> [What the exercise asks]: Go through the records line by line and work out how many lines hold the word "screenshot". Answer with the number only.

> [Listed records]:
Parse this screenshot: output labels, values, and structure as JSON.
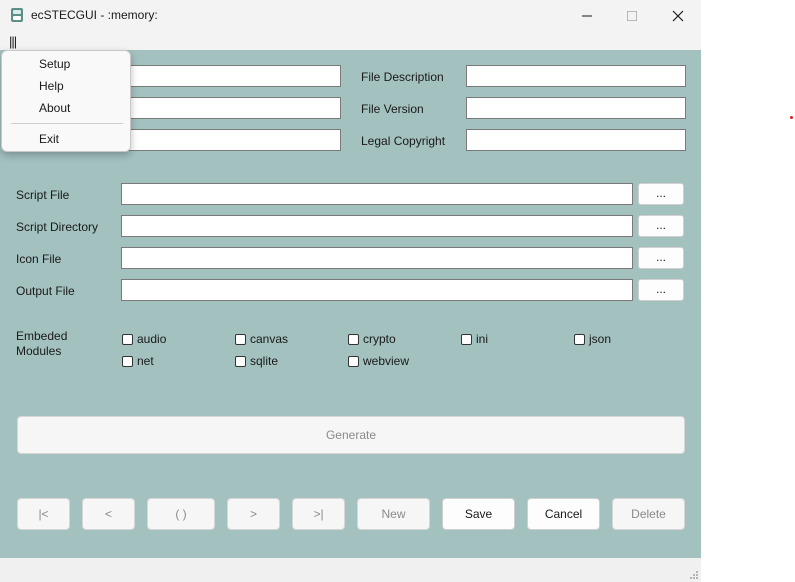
{
  "window": {
    "title": "ecSTECGUI - :memory:",
    "menu_toggle": "|||"
  },
  "fields": {
    "file_description": {
      "label": "File Description",
      "value": ""
    },
    "file_version": {
      "label": "File Version",
      "value": ""
    },
    "legal_copyright": {
      "label": "Legal Copyright",
      "value": ""
    },
    "left_field_1": {
      "value": ""
    },
    "left_field_2": {
      "value": ""
    },
    "left_field_3": {
      "value": ""
    }
  },
  "files": [
    {
      "label": "Script File",
      "value": "",
      "browse": "..."
    },
    {
      "label": "Script Directory",
      "value": "",
      "browse": "..."
    },
    {
      "label": "Icon File",
      "value": "",
      "browse": "..."
    },
    {
      "label": "Output File",
      "value": "",
      "browse": "..."
    }
  ],
  "modules": {
    "label_line1": "Embeded",
    "label_line2": "Modules",
    "items": [
      {
        "name": "audio",
        "checked": false
      },
      {
        "name": "canvas",
        "checked": false
      },
      {
        "name": "crypto",
        "checked": false
      },
      {
        "name": "ini",
        "checked": false
      },
      {
        "name": "json",
        "checked": false
      },
      {
        "name": "net",
        "checked": false
      },
      {
        "name": "sqlite",
        "checked": false
      },
      {
        "name": "webview",
        "checked": false
      }
    ]
  },
  "generate_label": "Generate",
  "nav": {
    "first": "|<",
    "prev": "<",
    "current": "( )",
    "next": ">",
    "last": ">|",
    "new": "New",
    "save": "Save",
    "cancel": "Cancel",
    "delete": "Delete"
  },
  "popup_menu": {
    "setup": "Setup",
    "help": "Help",
    "about": "About",
    "exit": "Exit"
  },
  "colors": {
    "client_background": "#a2c1bf",
    "titlebar": "#f3f3f3",
    "disabled_text": "#8a8a8a"
  }
}
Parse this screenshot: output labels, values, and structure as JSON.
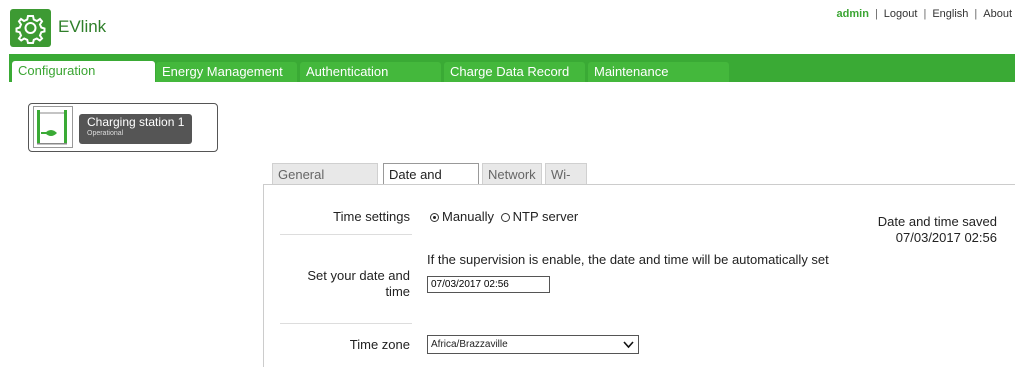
{
  "header": {
    "app_name": "EVlink",
    "user": "admin",
    "links": [
      "Logout",
      "English",
      "About"
    ],
    "separator": "|"
  },
  "main_tabs": [
    {
      "label": "Configuration",
      "active": true
    },
    {
      "label": "Energy Management",
      "active": false
    },
    {
      "label": "Authentication",
      "active": false
    },
    {
      "label": "Charge Data Record",
      "active": false
    },
    {
      "label": "Maintenance",
      "active": false
    }
  ],
  "station": {
    "name": "Charging station 1",
    "status": "Operational"
  },
  "sub_tabs": [
    {
      "label": "General Settings",
      "active": false
    },
    {
      "label": "Date and Time",
      "active": true
    },
    {
      "label": "Network",
      "active": false
    },
    {
      "label": "Wi-Fi",
      "active": false
    }
  ],
  "date_time": {
    "time_settings_label": "Time settings",
    "option_manual": "Manually",
    "option_ntp": "NTP server",
    "selected_option": "Manually",
    "saved_title": "Date and time saved",
    "saved_value": "07/03/2017 02:56",
    "supervision_note": "If the supervision is enable, the date and time will be automatically set",
    "set_date_label_line1": "Set your date and",
    "set_date_label_line2": "time",
    "date_value": "07/03/2017 02:56",
    "timezone_label": "Time zone",
    "timezone_value": "Africa/Brazzaville"
  },
  "colors": {
    "brand_green": "#3aaa35",
    "tab_green": "#44b83c",
    "station_label_bg": "#555555"
  },
  "icons": {
    "logo": "gear-icon",
    "station": "ev-charger-icon",
    "dropdown": "chevron-down-icon"
  }
}
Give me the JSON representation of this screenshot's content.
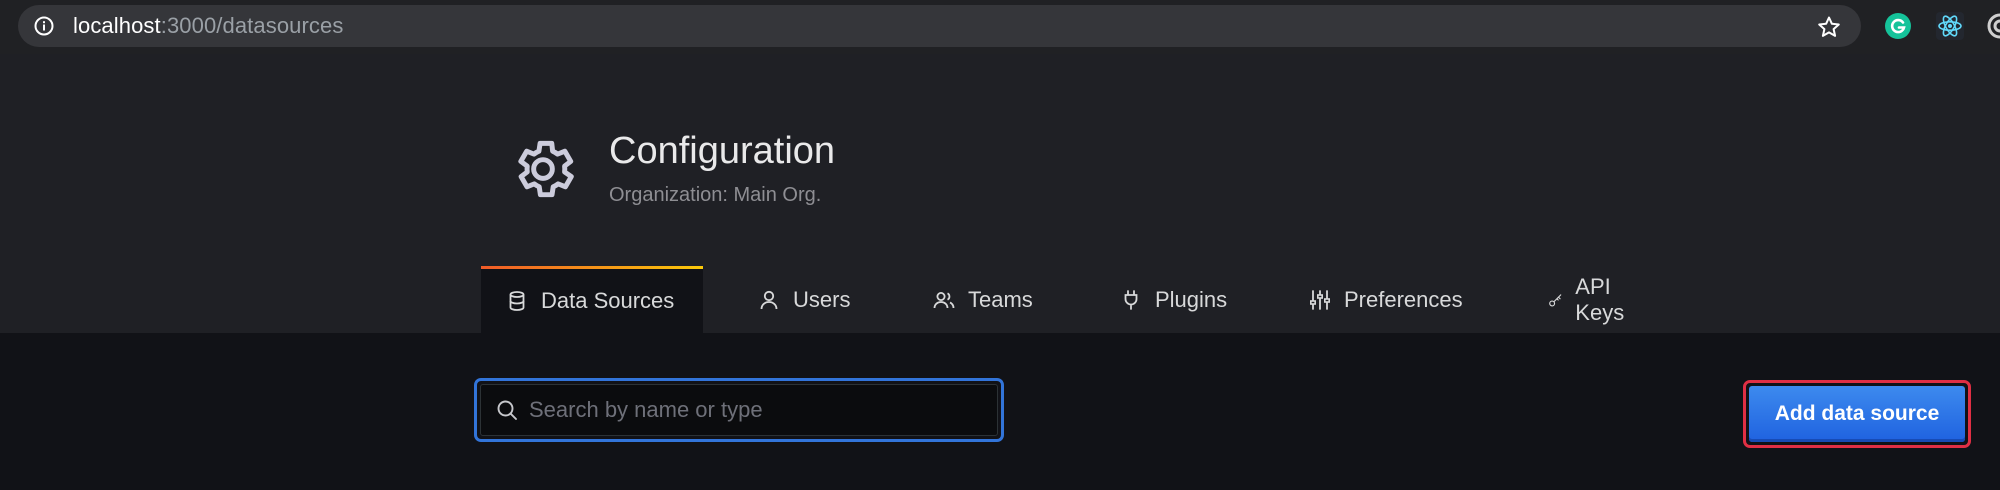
{
  "browser": {
    "url_host": "localhost",
    "url_rest": ":3000/datasources",
    "icons": [
      "info-icon",
      "star-icon",
      "grammarly-extension-icon",
      "react-devtools-extension-icon",
      "extension-icon"
    ]
  },
  "header": {
    "icon": "gear-icon",
    "title": "Configuration",
    "subtitle": "Organization: Main Org."
  },
  "tabs": [
    {
      "label": "Data Sources",
      "icon": "database-icon",
      "active": true
    },
    {
      "label": "Users",
      "icon": "user-icon",
      "active": false
    },
    {
      "label": "Teams",
      "icon": "users-icon",
      "active": false
    },
    {
      "label": "Plugins",
      "icon": "plug-icon",
      "active": false
    },
    {
      "label": "Preferences",
      "icon": "sliders-icon",
      "active": false
    },
    {
      "label": "API Keys",
      "icon": "key-icon",
      "active": false
    }
  ],
  "search": {
    "placeholder": "Search by name or type",
    "value": ""
  },
  "actions": {
    "add_label": "Add data source"
  },
  "colors": {
    "accent_blue": "#3274d9",
    "highlight_red": "#e02f44",
    "tab_gradient_start": "#f05a28",
    "tab_gradient_end": "#fbca0a"
  }
}
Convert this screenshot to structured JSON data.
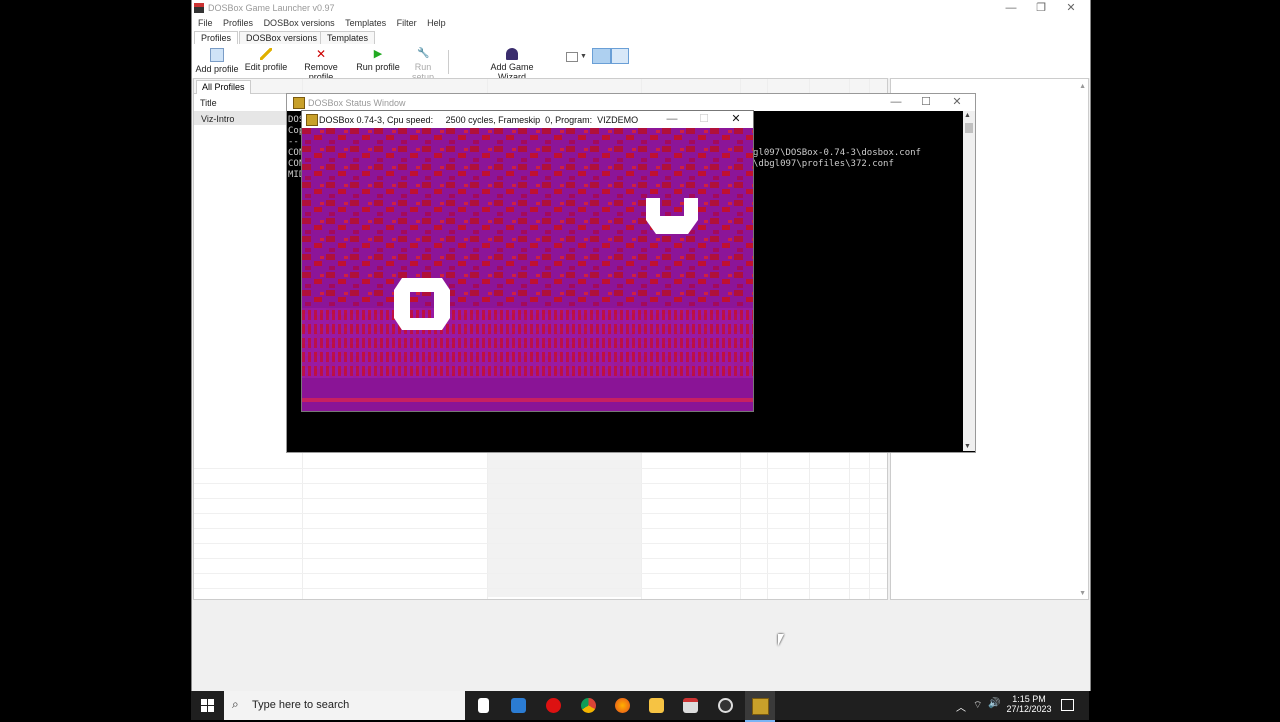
{
  "launcher": {
    "title": "DOSBox Game Launcher v0.97",
    "menu": [
      "File",
      "Profiles",
      "DOSBox versions",
      "Templates",
      "Filter",
      "Help"
    ],
    "tabs": [
      "Profiles",
      "DOSBox versions",
      "Templates"
    ],
    "toolbar": {
      "add_profile": "Add profile",
      "edit_profile": "Edit profile",
      "remove_profile": "Remove profile",
      "run_profile": "Run profile",
      "run_setup": "Run setup",
      "add_game_wizard": "Add Game Wizard"
    },
    "filter_tab": "All Profiles",
    "table": {
      "column_title": "Title",
      "rows": [
        "Viz-Intro"
      ]
    }
  },
  "status_window": {
    "title": "DOSBox Status Window",
    "lines_left": [
      "DOS",
      "Cop",
      "--",
      "CON",
      "CON",
      "MID"
    ],
    "line_conf1": "gl097\\DOSBox-0.74-3\\dosbox.conf",
    "line_conf2": "\\dbgl097\\profiles\\372.conf"
  },
  "game_window": {
    "title": "DOSBox 0.74-3, Cpu speed:     2500 cycles, Frameskip  0, Program:  VIZDEMO"
  },
  "taskbar": {
    "search_placeholder": "Type here to search",
    "time": "1:15 PM",
    "date": "27/12/2023"
  },
  "colors": {
    "screen_magenta": "#8a1496",
    "screen_red": "#c0102a",
    "taskbar": "#1f1f1f"
  }
}
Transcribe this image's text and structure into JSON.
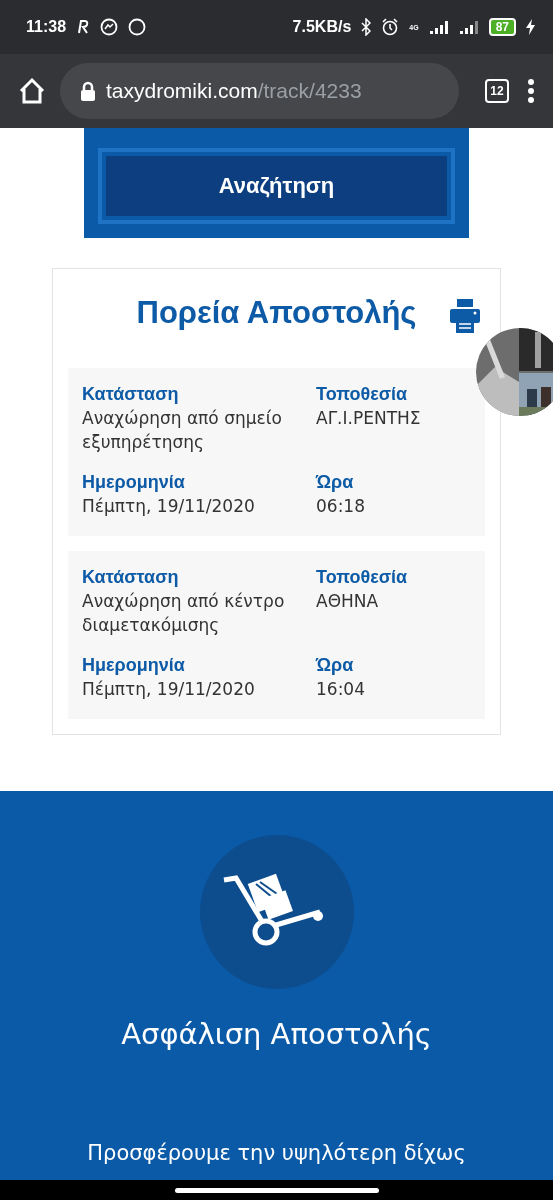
{
  "status_bar": {
    "time": "11:38",
    "speed": "7.5KB/s",
    "network": "4G",
    "battery": "87"
  },
  "browser": {
    "url_host": "taxydromiki.com",
    "url_path": "/track/4233",
    "tab_count": "12"
  },
  "search": {
    "button": "Αναζήτηση"
  },
  "tracking": {
    "title": "Πορεία Αποστολής",
    "entries": [
      {
        "status_label": "Κατάσταση",
        "status": "Αναχώρηση από σημείο εξυπηρέτησης",
        "location_label": "Τοποθεσία",
        "location": "ΑΓ.Ι.ΡΕΝΤΗΣ",
        "date_label": "Ημερομηνία",
        "date": "Πέμπτη, 19/11/2020",
        "time_label": "Ώρα",
        "time": "06:18"
      },
      {
        "status_label": "Κατάσταση",
        "status": "Αναχώρηση από κέντρο διαμετακόμισης",
        "location_label": "Τοποθεσία",
        "location": "ΑΘΗΝΑ",
        "date_label": "Ημερομηνία",
        "date": "Πέμπτη, 19/11/2020",
        "time_label": "Ώρα",
        "time": "16:04"
      }
    ]
  },
  "insurance": {
    "title": "Ασφάλιση Αποστολής",
    "text": "Προσφέρουμε την υψηλότερη δίχως"
  }
}
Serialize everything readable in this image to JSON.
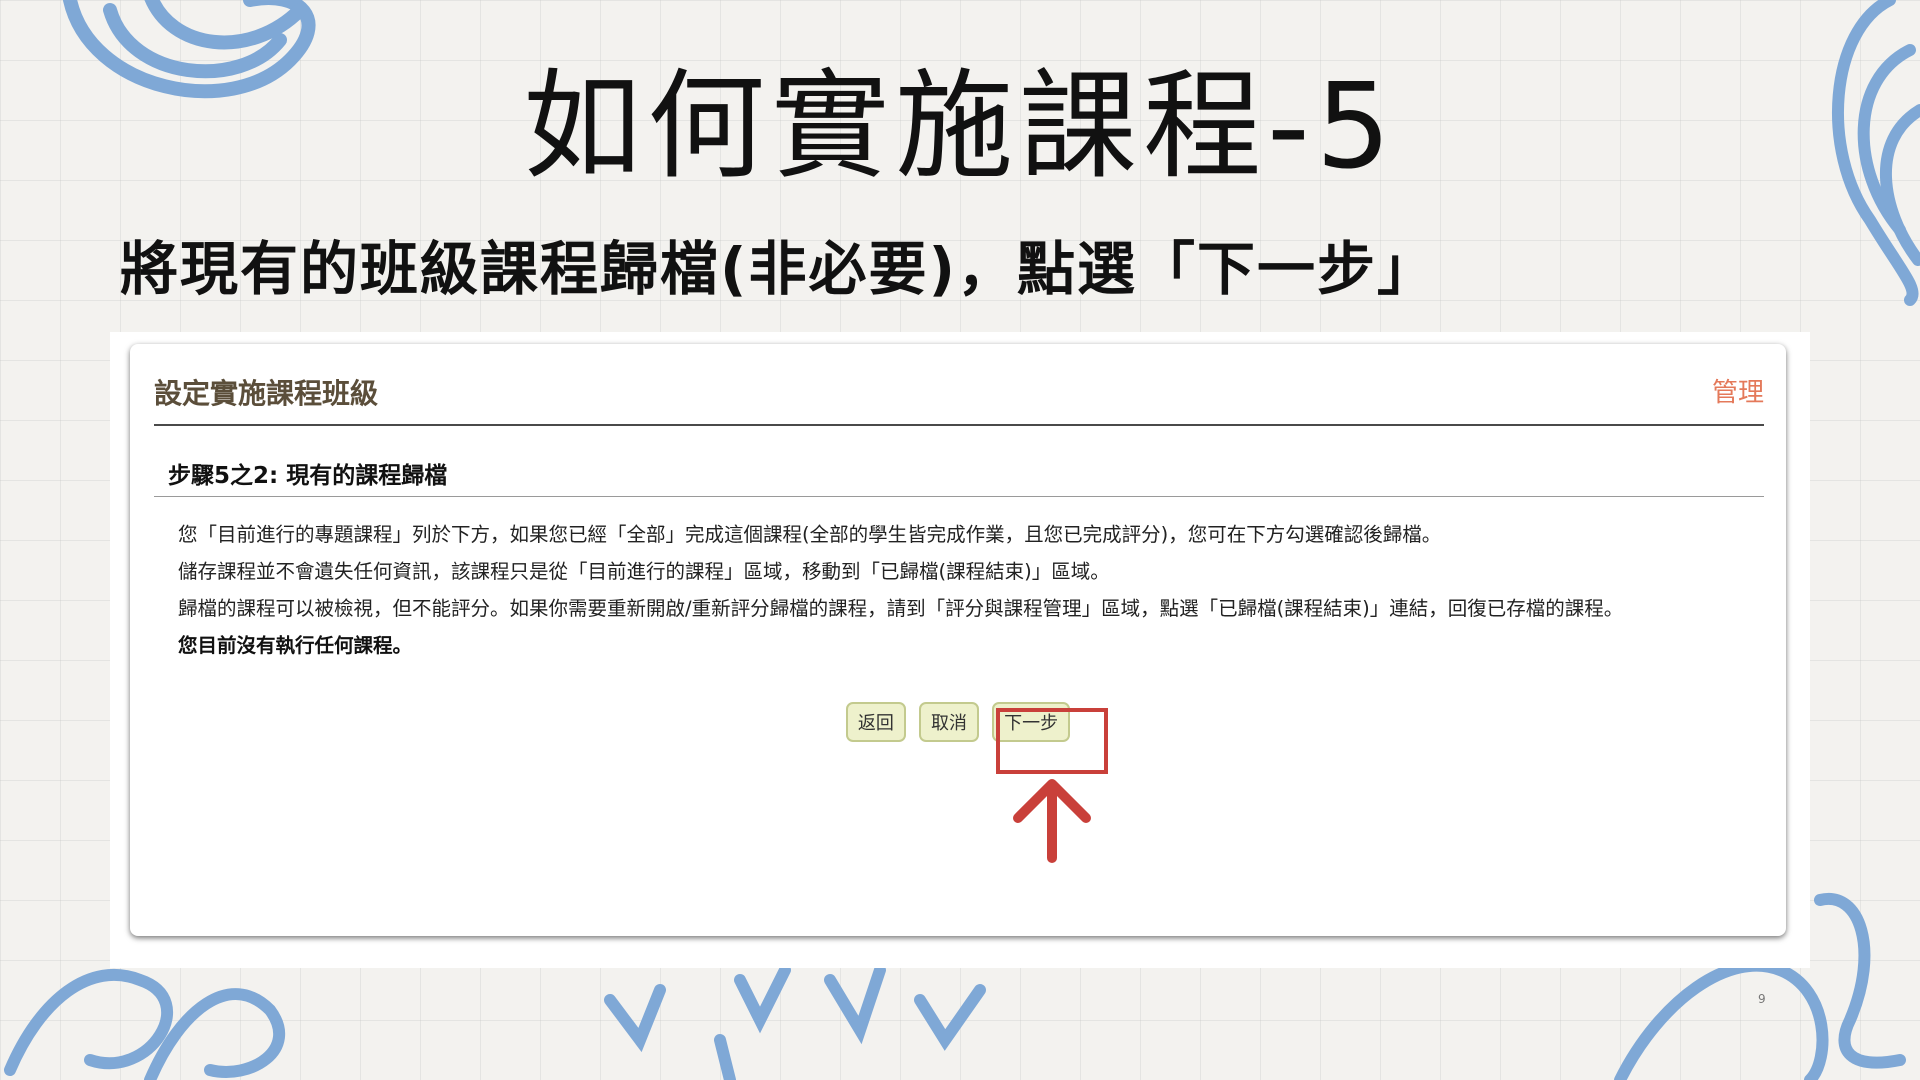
{
  "slide": {
    "title": "如何實施課程-5",
    "subtitle": "將現有的班級課程歸檔(非必要)，點選「下一步」",
    "page_number": "9"
  },
  "panel": {
    "title": "設定實施課程班級",
    "manage_link": "管理",
    "step_title": "步驟5之2: 現有的課程歸檔",
    "paragraphs": [
      "您「目前進行的專題課程」列於下方，如果您已經「全部」完成這個課程(全部的學生皆完成作業，且您已完成評分)，您可在下方勾選確認後歸檔。",
      "儲存課程並不會遺失任何資訊，該課程只是從「目前進行的課程」區域，移動到「已歸檔(課程結束)」區域。",
      "歸檔的課程可以被檢視，但不能評分。如果你需要重新開啟/重新評分歸檔的課程，請到「評分與課程管理」區域，點選「已歸檔(課程結束)」連結，回復已存檔的課程。"
    ],
    "no_course_notice": "您目前沒有執行任何課程。",
    "buttons": {
      "back": "返回",
      "cancel": "取消",
      "next": "下一步"
    }
  },
  "colors": {
    "highlight": "#c9403a",
    "manage_link": "#e4795a",
    "panel_title": "#5b4e3a",
    "button_bg": "#eef1cc",
    "decoration": "#7fa8d6"
  },
  "icons": {
    "arrow": "up-arrow-icon"
  }
}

> [Response]: 4